* **DATA PROVIDED**:

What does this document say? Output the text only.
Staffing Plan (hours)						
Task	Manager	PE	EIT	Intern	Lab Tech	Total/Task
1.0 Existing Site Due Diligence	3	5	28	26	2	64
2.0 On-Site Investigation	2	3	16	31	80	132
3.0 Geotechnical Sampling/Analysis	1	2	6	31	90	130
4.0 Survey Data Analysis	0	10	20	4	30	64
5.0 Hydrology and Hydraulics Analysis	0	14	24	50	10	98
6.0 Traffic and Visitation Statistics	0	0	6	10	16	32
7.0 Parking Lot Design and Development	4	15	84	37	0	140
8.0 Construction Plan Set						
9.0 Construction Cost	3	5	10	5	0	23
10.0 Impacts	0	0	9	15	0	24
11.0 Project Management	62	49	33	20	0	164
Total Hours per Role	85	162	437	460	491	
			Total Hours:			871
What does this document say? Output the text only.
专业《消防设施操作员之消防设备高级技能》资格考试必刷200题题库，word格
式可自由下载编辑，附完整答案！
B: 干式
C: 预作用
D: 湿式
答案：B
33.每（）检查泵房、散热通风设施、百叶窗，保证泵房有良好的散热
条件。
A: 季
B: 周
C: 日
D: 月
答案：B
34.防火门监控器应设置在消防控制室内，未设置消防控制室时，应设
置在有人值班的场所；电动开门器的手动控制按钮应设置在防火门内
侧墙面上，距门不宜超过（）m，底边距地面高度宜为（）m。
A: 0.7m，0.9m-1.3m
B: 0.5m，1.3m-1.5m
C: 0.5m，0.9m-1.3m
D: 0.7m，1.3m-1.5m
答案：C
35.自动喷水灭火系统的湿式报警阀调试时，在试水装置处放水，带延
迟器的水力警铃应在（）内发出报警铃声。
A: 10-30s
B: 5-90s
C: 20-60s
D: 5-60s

* **AIM**:
Every entry must be output again, exactly as written above.

* **ANSWER**:
What does this document say? Output the text only.
Staffing Plan (hours)						
Task	Manager	PE	EIT	Intern	Lab Tech	Total/Task
1.0 Existing Site Due Diligence	3	5	28	26	2	64
2.0 On-Site Investigation	2	3	16	31	80	132
3.0 Geotechnical Sampling/Analysis	1	2	6	31	90	130
4.0 Survey Data Analysis	0	10	20	4	30	64
5.0 Hydrology and Hydraulics Analysis	0	14	24	50	10	98
6.0 Traffic and Visitation Statistics	0	0	6	10	16	32
7.0 Parking Lot Design and Development	4	15	84	37	0	140
8.0 Construction Plan Set						
9.0 Construction Cost	3	5	10	5	0	23
10.0 Impacts	0	0	9	15	0	24
11.0 Project Management	62	49	33	20	0	164
Total Hours per Role	85	162	437	460	491	
			Total Hours:			871
What does this document say? Output the text only.
专业《消防设施操作员之消防设备高级技能》资格考试必刷200题题库，word格
式可自由下载编辑，附完整答案！
B: 干式
C: 预作用
D: 湿式
答案：B
33.每（）检查泵房、散热通风设施、百叶窗，保证泵房有良好的散热
条件。
A: 季
B: 周
C: 日
D: 月
答案：B
34.防火门监控器应设置在消防控制室内，未设置消防控制室时，应设
置在有人值班的场所；电动开门器的手动控制按钮应设置在防火门内
侧墙面上，距门不宜超过（）m，底边距地面高度宜为（）m。
A: 0.7m，0.9m-1.3m
B: 0.5m，1.3m-1.5m
C: 0.5m，0.9m-1.3m
D: 0.7m，1.3m-1.5m
答案：C
35.自动喷水灭火系统的湿式报警阀调试时，在试水装置处放水，带延
迟器的水力警铃应在（）内发出报警铃声。
A: 10-30s
B: 5-90s
C: 20-60s
D: 5-60s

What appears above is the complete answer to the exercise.